> _RECORDS SHOWN_:

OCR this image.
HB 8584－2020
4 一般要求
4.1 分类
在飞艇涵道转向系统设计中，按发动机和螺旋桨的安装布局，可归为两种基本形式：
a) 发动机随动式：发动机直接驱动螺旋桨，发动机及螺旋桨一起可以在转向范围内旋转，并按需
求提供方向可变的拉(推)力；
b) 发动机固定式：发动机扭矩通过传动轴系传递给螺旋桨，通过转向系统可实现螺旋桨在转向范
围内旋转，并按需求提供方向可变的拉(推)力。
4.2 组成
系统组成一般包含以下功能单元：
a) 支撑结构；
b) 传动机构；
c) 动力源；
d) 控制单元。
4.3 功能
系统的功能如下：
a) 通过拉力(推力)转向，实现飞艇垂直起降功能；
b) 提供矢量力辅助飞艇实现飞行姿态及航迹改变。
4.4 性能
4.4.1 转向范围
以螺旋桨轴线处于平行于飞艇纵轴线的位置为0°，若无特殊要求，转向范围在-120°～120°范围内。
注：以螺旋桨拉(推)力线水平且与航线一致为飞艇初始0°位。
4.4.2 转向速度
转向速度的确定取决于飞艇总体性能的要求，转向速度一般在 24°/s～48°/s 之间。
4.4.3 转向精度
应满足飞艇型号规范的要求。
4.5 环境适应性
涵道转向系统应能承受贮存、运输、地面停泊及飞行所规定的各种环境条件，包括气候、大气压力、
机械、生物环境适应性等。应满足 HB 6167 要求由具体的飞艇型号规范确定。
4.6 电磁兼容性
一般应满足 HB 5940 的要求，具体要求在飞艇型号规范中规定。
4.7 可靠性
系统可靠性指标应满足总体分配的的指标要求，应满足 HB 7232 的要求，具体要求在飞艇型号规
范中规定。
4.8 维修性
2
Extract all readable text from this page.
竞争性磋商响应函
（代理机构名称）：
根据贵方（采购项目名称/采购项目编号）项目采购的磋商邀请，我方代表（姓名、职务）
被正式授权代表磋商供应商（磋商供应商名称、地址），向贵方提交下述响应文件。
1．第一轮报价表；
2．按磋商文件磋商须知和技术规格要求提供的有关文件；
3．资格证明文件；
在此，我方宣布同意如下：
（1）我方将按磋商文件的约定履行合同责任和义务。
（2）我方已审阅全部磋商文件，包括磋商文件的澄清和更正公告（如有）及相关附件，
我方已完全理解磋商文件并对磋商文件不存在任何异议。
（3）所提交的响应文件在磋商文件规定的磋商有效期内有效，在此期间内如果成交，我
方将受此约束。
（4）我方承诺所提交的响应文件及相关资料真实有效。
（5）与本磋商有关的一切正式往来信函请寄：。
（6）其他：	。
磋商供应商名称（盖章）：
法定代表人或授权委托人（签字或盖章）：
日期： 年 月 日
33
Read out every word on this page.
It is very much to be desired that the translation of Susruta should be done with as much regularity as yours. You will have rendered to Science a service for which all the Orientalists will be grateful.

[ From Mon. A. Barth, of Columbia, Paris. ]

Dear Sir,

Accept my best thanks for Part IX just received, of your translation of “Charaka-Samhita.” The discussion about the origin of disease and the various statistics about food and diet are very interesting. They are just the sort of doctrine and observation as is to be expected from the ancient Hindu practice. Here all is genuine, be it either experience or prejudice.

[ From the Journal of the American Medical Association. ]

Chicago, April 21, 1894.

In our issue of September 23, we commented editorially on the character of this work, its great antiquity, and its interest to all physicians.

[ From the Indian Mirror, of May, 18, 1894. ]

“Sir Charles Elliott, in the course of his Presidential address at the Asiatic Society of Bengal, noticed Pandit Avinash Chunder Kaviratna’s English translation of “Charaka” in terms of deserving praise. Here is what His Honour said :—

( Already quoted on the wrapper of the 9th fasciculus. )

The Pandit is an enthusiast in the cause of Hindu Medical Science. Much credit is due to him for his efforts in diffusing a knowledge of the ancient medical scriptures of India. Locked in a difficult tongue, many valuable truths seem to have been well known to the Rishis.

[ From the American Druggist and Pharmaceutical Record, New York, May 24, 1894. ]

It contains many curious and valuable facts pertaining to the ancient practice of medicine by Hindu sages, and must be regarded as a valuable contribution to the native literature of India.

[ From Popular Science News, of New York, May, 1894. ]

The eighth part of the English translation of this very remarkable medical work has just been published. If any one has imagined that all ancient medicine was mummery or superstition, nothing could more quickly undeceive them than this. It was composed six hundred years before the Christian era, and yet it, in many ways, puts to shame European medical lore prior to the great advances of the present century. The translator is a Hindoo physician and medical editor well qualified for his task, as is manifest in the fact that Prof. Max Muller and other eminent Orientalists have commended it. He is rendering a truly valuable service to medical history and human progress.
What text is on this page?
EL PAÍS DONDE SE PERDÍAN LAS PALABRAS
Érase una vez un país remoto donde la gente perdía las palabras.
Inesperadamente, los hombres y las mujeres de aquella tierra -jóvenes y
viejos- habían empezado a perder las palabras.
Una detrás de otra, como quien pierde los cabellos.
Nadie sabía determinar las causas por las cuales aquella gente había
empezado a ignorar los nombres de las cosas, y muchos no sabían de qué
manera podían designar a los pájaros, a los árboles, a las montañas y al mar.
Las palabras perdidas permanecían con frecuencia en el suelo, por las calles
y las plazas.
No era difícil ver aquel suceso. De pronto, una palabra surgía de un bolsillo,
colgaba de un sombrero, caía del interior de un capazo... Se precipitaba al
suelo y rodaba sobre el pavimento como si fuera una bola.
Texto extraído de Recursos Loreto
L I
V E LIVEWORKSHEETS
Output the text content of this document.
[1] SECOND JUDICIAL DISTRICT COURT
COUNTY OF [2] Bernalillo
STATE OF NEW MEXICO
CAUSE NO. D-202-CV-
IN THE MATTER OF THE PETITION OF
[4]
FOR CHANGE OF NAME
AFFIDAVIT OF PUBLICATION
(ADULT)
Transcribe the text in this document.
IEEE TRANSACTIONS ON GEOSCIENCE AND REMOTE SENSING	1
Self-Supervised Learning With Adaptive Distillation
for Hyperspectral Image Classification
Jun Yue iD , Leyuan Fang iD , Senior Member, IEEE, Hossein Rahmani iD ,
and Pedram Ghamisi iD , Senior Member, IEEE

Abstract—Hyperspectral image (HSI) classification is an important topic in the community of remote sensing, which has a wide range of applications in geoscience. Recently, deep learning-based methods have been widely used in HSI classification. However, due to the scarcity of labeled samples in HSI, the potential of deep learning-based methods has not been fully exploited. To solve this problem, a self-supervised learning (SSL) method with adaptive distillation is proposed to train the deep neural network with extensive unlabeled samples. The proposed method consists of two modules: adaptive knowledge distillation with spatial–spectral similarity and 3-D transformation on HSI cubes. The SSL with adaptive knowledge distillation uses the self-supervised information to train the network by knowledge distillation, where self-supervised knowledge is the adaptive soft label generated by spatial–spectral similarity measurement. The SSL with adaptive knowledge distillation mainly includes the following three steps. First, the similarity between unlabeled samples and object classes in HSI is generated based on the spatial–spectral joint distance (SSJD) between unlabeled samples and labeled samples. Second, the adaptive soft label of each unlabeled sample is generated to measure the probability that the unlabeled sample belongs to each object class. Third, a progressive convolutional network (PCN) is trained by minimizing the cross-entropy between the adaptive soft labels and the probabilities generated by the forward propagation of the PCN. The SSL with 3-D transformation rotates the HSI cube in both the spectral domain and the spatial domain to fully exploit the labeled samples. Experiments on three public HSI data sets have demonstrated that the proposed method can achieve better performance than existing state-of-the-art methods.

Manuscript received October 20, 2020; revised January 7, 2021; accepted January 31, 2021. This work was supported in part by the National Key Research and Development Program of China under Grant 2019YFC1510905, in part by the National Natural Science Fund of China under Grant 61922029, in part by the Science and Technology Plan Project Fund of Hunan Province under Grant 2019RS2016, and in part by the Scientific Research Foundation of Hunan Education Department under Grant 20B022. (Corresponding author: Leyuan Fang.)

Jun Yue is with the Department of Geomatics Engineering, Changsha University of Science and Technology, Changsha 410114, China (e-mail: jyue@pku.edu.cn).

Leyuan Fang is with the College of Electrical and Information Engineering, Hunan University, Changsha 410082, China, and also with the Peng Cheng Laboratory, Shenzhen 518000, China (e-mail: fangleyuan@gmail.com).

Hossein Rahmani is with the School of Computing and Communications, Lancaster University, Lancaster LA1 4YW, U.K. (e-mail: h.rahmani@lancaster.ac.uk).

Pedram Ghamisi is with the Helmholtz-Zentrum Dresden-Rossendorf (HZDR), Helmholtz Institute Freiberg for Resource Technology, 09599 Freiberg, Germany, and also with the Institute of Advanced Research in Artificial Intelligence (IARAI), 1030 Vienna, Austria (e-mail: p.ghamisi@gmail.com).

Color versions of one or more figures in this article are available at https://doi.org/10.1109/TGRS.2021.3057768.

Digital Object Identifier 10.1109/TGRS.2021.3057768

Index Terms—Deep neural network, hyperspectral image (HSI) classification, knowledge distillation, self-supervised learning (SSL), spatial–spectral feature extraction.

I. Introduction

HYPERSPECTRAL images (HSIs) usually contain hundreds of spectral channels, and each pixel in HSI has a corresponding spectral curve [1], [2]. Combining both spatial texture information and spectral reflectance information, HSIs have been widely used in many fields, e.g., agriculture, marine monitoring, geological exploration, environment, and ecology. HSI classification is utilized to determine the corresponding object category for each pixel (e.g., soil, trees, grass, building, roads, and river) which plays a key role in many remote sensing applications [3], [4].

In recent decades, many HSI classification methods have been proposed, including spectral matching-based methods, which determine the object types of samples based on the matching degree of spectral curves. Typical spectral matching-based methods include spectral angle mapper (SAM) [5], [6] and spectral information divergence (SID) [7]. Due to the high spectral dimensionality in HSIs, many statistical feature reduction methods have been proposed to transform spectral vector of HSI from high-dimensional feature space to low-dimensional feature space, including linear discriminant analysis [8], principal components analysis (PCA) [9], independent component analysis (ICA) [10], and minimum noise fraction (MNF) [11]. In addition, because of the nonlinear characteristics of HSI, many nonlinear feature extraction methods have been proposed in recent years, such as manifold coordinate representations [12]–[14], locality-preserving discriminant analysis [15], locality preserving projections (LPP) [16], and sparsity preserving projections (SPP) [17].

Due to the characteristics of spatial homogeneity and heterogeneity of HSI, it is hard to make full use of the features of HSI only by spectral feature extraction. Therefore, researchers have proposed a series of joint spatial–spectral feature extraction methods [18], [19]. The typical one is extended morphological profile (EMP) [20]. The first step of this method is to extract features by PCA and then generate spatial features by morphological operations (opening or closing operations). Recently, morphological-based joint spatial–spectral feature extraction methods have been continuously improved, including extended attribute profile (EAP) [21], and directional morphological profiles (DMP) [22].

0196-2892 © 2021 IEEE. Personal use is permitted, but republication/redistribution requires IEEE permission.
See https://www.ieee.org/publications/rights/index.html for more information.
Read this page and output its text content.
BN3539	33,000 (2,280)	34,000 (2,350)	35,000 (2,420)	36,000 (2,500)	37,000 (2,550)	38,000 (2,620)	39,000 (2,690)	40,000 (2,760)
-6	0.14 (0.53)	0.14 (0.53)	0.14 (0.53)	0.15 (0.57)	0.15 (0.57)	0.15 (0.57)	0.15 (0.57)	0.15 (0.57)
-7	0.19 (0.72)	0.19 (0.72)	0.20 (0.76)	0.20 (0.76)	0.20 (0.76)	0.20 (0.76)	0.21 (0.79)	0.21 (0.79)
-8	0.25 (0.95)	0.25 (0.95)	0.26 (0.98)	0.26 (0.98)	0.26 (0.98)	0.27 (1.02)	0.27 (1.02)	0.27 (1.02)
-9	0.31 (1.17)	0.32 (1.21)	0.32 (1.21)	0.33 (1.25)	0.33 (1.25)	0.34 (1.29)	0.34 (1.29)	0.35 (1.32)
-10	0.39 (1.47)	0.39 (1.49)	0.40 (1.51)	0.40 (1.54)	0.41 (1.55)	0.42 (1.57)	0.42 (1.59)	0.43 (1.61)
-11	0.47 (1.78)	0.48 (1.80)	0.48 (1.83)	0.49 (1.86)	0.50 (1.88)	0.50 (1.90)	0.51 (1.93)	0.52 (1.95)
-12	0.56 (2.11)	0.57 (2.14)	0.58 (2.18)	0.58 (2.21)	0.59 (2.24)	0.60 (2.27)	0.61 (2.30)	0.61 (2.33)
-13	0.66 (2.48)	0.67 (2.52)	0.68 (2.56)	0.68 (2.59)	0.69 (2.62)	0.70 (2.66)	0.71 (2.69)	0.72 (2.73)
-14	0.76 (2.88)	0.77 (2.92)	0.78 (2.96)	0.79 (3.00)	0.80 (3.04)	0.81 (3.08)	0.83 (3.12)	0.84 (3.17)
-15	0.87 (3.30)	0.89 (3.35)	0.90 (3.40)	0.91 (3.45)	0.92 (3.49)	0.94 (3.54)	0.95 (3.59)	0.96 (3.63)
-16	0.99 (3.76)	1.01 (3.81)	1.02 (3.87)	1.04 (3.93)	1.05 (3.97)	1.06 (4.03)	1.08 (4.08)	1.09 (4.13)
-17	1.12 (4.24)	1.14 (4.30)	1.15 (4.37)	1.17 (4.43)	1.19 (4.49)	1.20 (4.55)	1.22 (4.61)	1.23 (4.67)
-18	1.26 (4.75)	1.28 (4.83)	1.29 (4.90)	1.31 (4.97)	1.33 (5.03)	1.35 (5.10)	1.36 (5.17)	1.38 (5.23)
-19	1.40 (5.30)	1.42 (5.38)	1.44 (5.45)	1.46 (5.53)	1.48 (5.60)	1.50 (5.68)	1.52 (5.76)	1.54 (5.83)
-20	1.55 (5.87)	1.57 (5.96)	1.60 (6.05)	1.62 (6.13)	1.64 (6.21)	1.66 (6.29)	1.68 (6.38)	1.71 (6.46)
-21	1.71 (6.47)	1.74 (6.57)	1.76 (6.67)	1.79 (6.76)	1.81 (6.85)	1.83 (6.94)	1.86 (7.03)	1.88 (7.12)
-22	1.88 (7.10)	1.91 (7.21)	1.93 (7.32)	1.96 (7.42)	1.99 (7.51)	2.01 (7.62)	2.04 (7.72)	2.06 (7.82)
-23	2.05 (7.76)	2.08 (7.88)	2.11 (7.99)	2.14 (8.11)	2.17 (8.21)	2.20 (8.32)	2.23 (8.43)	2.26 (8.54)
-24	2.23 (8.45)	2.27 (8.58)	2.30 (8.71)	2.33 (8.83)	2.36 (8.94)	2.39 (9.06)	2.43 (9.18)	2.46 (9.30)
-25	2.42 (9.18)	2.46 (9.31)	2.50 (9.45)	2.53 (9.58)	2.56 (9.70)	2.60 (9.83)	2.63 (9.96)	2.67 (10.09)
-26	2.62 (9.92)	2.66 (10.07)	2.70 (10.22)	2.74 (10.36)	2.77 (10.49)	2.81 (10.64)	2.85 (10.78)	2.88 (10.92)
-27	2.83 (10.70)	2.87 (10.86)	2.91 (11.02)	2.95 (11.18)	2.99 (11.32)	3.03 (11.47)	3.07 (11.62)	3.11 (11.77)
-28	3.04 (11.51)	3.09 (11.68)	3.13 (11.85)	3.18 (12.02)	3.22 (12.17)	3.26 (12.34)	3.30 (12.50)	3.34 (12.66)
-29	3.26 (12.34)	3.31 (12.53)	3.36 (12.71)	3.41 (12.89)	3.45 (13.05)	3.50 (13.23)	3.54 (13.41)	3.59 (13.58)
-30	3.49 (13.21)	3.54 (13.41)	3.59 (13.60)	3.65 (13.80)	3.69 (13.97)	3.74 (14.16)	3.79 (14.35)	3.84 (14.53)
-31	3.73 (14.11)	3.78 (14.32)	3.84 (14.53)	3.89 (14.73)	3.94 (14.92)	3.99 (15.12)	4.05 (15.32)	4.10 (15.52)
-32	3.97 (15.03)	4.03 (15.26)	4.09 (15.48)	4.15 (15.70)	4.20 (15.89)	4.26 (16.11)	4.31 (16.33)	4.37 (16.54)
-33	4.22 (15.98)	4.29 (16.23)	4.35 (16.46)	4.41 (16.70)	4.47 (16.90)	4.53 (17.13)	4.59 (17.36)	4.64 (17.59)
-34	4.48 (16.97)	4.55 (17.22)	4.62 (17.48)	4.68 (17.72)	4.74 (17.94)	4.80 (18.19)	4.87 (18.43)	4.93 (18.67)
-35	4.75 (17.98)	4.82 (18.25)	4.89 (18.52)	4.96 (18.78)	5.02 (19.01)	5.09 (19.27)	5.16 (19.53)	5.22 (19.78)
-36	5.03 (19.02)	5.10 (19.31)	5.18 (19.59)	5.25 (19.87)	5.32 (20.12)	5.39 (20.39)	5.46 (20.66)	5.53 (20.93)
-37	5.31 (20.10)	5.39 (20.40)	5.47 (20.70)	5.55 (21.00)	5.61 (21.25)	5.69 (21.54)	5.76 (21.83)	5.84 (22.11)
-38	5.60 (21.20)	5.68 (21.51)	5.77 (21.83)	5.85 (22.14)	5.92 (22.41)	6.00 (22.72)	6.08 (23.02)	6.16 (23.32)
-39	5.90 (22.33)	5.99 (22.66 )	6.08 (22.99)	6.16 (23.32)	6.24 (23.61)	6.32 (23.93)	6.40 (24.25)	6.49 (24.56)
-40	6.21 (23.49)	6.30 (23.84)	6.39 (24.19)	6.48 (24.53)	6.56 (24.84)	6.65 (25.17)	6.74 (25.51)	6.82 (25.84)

> _DO THIS_:
From the data above, show each line that contains "York".

> _IN RESPONSE_:
[ From the American Druggist and Pharmaceutical Record, New York, May 24, 1894. ]
[ From Popular Science News, of New York, May, 1894. ]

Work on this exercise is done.